Instructions to follow: Leave out the pictures and copy each record below exactly.

Data in this exercise:
((

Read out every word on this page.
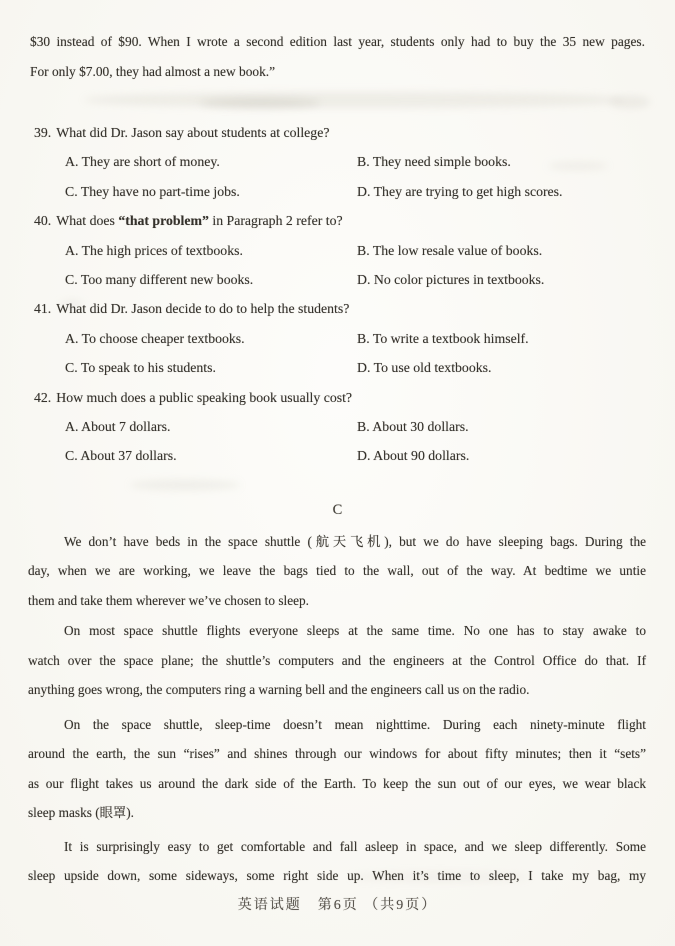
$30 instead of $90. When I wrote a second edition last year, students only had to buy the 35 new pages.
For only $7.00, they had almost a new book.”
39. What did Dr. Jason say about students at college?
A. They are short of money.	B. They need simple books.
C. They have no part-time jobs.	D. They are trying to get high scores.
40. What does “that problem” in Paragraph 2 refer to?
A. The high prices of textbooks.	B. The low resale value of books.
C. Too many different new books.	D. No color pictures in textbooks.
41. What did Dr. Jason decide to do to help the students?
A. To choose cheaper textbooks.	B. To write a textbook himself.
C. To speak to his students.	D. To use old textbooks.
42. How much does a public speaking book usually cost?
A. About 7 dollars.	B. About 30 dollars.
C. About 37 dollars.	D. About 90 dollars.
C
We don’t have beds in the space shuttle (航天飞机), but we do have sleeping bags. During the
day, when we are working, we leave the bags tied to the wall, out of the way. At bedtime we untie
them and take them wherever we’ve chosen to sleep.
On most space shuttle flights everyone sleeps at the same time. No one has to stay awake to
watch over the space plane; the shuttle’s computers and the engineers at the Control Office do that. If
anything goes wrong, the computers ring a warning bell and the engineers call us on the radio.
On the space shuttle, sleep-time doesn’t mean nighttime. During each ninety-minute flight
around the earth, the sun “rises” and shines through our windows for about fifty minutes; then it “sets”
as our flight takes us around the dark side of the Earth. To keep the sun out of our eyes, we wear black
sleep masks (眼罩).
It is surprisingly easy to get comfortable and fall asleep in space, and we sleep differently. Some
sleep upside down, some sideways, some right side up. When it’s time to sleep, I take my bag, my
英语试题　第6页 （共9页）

))

Finished exercise:
Read out every word on this page.
$30 instead of $90. When I wrote a second edition last year, students only had to buy the 35 new pages.
For only $7.00, they had almost a new book.”
39. What did Dr. Jason say about students at college?
A. They are short of money.	B. They need simple books.
C. They have no part-time jobs.	D. They are trying to get high scores.
40. What does “that problem” in Paragraph 2 refer to?
A. The high prices of textbooks.	B. The low resale value of books.
C. Too many different new books.	D. No color pictures in textbooks.
41. What did Dr. Jason decide to do to help the students?
A. To choose cheaper textbooks.	B. To write a textbook himself.
C. To speak to his students.	D. To use old textbooks.
42. How much does a public speaking book usually cost?
A. About 7 dollars.	B. About 30 dollars.
C. About 37 dollars.	D. About 90 dollars.
C
We don’t have beds in the space shuttle (航天飞机), but we do have sleeping bags. During the
day, when we are working, we leave the bags tied to the wall, out of the way. At bedtime we untie
them and take them wherever we’ve chosen to sleep.
On most space shuttle flights everyone sleeps at the same time. No one has to stay awake to
watch over the space plane; the shuttle’s computers and the engineers at the Control Office do that. If
anything goes wrong, the computers ring a warning bell and the engineers call us on the radio.
On the space shuttle, sleep-time doesn’t mean nighttime. During each ninety-minute flight
around the earth, the sun “rises” and shines through our windows for about fifty minutes; then it “sets”
as our flight takes us around the dark side of the Earth. To keep the sun out of our eyes, we wear black
sleep masks (眼罩).
It is surprisingly easy to get comfortable and fall asleep in space, and we sleep differently. Some
sleep upside down, some sideways, some right side up. When it’s time to sleep, I take my bag, my
英语试题　第6页 （共9页）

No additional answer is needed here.